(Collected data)

# # # # #

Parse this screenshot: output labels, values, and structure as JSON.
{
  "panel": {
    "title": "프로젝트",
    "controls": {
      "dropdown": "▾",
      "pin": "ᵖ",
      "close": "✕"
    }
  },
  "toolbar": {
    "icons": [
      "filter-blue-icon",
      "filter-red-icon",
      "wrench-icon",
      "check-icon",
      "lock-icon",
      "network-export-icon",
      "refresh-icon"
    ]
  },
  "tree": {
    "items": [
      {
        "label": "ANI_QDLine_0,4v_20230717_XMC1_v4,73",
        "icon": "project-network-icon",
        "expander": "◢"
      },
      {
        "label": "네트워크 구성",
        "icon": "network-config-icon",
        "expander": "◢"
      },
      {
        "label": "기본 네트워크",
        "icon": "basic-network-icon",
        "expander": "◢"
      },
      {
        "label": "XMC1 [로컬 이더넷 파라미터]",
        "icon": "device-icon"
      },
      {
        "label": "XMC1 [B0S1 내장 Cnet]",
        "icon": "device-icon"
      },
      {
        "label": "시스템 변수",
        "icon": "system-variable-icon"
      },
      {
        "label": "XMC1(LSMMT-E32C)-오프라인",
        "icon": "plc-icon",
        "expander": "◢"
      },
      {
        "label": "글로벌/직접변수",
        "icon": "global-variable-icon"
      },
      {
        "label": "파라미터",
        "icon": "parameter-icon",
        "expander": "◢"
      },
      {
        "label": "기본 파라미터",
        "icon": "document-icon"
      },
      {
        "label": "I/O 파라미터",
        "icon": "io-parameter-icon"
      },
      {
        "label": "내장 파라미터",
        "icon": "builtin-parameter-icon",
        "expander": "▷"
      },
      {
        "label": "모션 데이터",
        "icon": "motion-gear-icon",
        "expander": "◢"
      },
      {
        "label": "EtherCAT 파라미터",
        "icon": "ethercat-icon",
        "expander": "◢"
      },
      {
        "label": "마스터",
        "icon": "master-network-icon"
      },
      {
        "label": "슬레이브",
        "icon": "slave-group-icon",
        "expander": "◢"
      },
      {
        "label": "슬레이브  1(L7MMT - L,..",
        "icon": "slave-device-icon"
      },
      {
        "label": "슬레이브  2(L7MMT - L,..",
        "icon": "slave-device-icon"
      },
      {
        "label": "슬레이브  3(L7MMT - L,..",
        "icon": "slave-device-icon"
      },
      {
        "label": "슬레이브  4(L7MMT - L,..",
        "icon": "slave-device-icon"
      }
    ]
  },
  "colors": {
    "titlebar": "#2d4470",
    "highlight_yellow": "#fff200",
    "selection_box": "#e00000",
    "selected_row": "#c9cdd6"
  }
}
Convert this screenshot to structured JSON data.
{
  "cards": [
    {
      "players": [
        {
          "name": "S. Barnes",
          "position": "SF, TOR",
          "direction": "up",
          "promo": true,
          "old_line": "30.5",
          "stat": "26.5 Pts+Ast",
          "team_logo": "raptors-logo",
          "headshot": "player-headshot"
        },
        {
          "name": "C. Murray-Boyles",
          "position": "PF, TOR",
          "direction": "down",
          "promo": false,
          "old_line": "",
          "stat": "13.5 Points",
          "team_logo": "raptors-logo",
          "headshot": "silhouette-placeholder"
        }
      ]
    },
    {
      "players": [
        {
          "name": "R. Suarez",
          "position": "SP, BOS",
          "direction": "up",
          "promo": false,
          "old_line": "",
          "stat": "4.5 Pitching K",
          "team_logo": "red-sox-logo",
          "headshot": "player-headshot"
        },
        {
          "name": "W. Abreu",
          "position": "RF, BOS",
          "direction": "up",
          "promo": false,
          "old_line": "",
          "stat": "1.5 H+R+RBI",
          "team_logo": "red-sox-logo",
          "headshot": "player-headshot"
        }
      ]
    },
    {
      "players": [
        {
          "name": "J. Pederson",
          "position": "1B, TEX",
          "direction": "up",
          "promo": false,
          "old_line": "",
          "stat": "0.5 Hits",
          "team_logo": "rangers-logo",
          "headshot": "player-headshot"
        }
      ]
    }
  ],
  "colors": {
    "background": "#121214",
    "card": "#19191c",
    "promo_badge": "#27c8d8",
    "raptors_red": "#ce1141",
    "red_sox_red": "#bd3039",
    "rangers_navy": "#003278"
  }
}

# # # # #

**OBJECTIVE:** Select and copy every line of the material that holds the string "stat".

**ANSWER TO THIS EXERCISE:**
          "stat": "26.5 Pts+Ast",
          "stat": "13.5 Points",
          "stat": "4.5 Pitching K",
          "stat": "1.5 H+R+RBI",
          "stat": "0.5 Hits",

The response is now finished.